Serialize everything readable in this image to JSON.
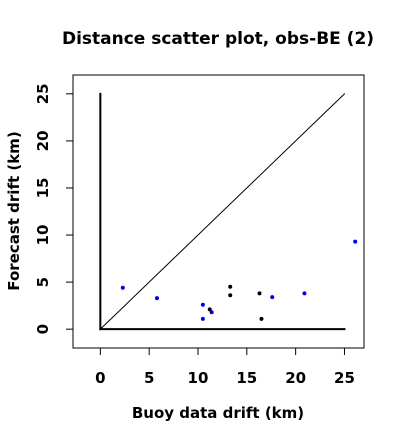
{
  "chart_data": {
    "type": "scatter",
    "title": "Distance scatter plot, obs-BE (2)",
    "xlabel": "Buoy data drift (km)",
    "ylabel": "Forecast drift (km)",
    "xlim": [
      -2.8,
      27
    ],
    "ylim": [
      -2,
      27
    ],
    "xticks": [
      0,
      5,
      10,
      15,
      20,
      25
    ],
    "yticks": [
      0,
      5,
      10,
      15,
      20,
      25
    ],
    "grid": false,
    "reference_lines": [
      {
        "kind": "identity",
        "from": [
          0,
          0
        ],
        "to": [
          25,
          25
        ],
        "color": "#000000"
      },
      {
        "kind": "x-axis",
        "from": [
          0,
          0
        ],
        "to": [
          25,
          0
        ],
        "color": "#000000"
      },
      {
        "kind": "y-axis",
        "from": [
          0,
          0
        ],
        "to": [
          0,
          25
        ],
        "color": "#000000"
      }
    ],
    "series": [
      {
        "color": "#0000ee",
        "points": [
          [
            2.3,
            4.4
          ],
          [
            5.8,
            3.3
          ],
          [
            10.5,
            2.6
          ],
          [
            10.5,
            1.1
          ],
          [
            11.4,
            1.8
          ],
          [
            17.6,
            3.4
          ],
          [
            20.9,
            3.8
          ],
          [
            26.1,
            9.3
          ]
        ]
      },
      {
        "color": "#000000",
        "points": [
          [
            11.2,
            2.1
          ],
          [
            13.3,
            4.5
          ],
          [
            13.3,
            3.6
          ],
          [
            16.3,
            3.8
          ],
          [
            16.5,
            1.1
          ]
        ]
      }
    ]
  }
}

++++++++

From the listing, extract all text exactly as given and drop any picture.

Solution
Serialize everything readable in this image to JSON.
{
  "chart_data": {
    "type": "scatter",
    "title": "Distance scatter plot, obs-BE (2)",
    "xlabel": "Buoy data drift (km)",
    "ylabel": "Forecast drift (km)",
    "xlim": [
      -2.8,
      27
    ],
    "ylim": [
      -2,
      27
    ],
    "xticks": [
      0,
      5,
      10,
      15,
      20,
      25
    ],
    "yticks": [
      0,
      5,
      10,
      15,
      20,
      25
    ],
    "grid": false,
    "reference_lines": [
      {
        "kind": "identity",
        "from": [
          0,
          0
        ],
        "to": [
          25,
          25
        ],
        "color": "#000000"
      },
      {
        "kind": "x-axis",
        "from": [
          0,
          0
        ],
        "to": [
          25,
          0
        ],
        "color": "#000000"
      },
      {
        "kind": "y-axis",
        "from": [
          0,
          0
        ],
        "to": [
          0,
          25
        ],
        "color": "#000000"
      }
    ],
    "series": [
      {
        "color": "#0000ee",
        "points": [
          [
            2.3,
            4.4
          ],
          [
            5.8,
            3.3
          ],
          [
            10.5,
            2.6
          ],
          [
            10.5,
            1.1
          ],
          [
            11.4,
            1.8
          ],
          [
            17.6,
            3.4
          ],
          [
            20.9,
            3.8
          ],
          [
            26.1,
            9.3
          ]
        ]
      },
      {
        "color": "#000000",
        "points": [
          [
            11.2,
            2.1
          ],
          [
            13.3,
            4.5
          ],
          [
            13.3,
            3.6
          ],
          [
            16.3,
            3.8
          ],
          [
            16.5,
            1.1
          ]
        ]
      }
    ]
  }
}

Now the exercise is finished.